ENTRIES SUPPLIED →
►

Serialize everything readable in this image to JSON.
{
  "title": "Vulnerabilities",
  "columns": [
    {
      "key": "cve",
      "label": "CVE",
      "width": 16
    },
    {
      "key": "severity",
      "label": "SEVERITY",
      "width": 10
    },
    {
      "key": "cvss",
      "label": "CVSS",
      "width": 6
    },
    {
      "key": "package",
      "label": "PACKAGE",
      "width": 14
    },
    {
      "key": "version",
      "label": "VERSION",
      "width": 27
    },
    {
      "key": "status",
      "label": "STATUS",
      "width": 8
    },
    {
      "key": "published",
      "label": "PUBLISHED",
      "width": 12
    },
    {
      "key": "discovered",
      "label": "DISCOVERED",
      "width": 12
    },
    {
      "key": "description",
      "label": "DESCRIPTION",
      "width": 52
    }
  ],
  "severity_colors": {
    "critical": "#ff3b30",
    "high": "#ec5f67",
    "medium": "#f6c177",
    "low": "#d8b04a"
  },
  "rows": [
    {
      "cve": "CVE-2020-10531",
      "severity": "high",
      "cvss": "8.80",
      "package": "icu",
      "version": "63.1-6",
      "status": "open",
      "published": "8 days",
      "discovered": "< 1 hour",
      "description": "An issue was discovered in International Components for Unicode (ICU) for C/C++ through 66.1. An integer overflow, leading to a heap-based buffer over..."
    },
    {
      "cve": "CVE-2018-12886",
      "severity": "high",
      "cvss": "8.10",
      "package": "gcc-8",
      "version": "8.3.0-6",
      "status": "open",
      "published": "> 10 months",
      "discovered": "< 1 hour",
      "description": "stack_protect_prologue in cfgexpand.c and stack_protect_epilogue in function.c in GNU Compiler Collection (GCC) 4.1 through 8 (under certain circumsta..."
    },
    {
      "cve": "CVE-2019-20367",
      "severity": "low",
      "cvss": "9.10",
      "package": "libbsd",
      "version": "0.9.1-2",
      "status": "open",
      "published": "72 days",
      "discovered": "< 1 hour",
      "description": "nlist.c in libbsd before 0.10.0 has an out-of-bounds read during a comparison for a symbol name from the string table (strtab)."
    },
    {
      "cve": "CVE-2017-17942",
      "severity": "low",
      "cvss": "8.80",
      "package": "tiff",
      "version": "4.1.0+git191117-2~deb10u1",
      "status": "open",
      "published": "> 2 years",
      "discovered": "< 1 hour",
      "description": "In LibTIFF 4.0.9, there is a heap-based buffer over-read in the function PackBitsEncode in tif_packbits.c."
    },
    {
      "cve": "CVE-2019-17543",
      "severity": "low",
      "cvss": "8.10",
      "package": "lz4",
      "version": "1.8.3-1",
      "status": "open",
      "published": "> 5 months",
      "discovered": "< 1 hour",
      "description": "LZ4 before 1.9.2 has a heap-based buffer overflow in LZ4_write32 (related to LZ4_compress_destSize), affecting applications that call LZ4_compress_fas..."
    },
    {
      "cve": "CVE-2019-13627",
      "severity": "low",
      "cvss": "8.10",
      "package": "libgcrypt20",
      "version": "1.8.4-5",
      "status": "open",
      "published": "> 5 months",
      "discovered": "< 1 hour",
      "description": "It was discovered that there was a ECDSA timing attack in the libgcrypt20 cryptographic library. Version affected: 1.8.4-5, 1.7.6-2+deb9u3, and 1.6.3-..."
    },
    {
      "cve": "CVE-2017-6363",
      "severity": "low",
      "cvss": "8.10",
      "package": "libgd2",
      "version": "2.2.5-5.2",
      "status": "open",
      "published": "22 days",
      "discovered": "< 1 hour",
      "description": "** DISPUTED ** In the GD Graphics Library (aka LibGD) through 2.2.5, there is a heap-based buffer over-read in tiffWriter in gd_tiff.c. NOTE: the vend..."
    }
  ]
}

◄

EXERCISE TASK →
In how many lines does the word "based" appear? Respond with the number alone.

EXPECTED ANSWER →
4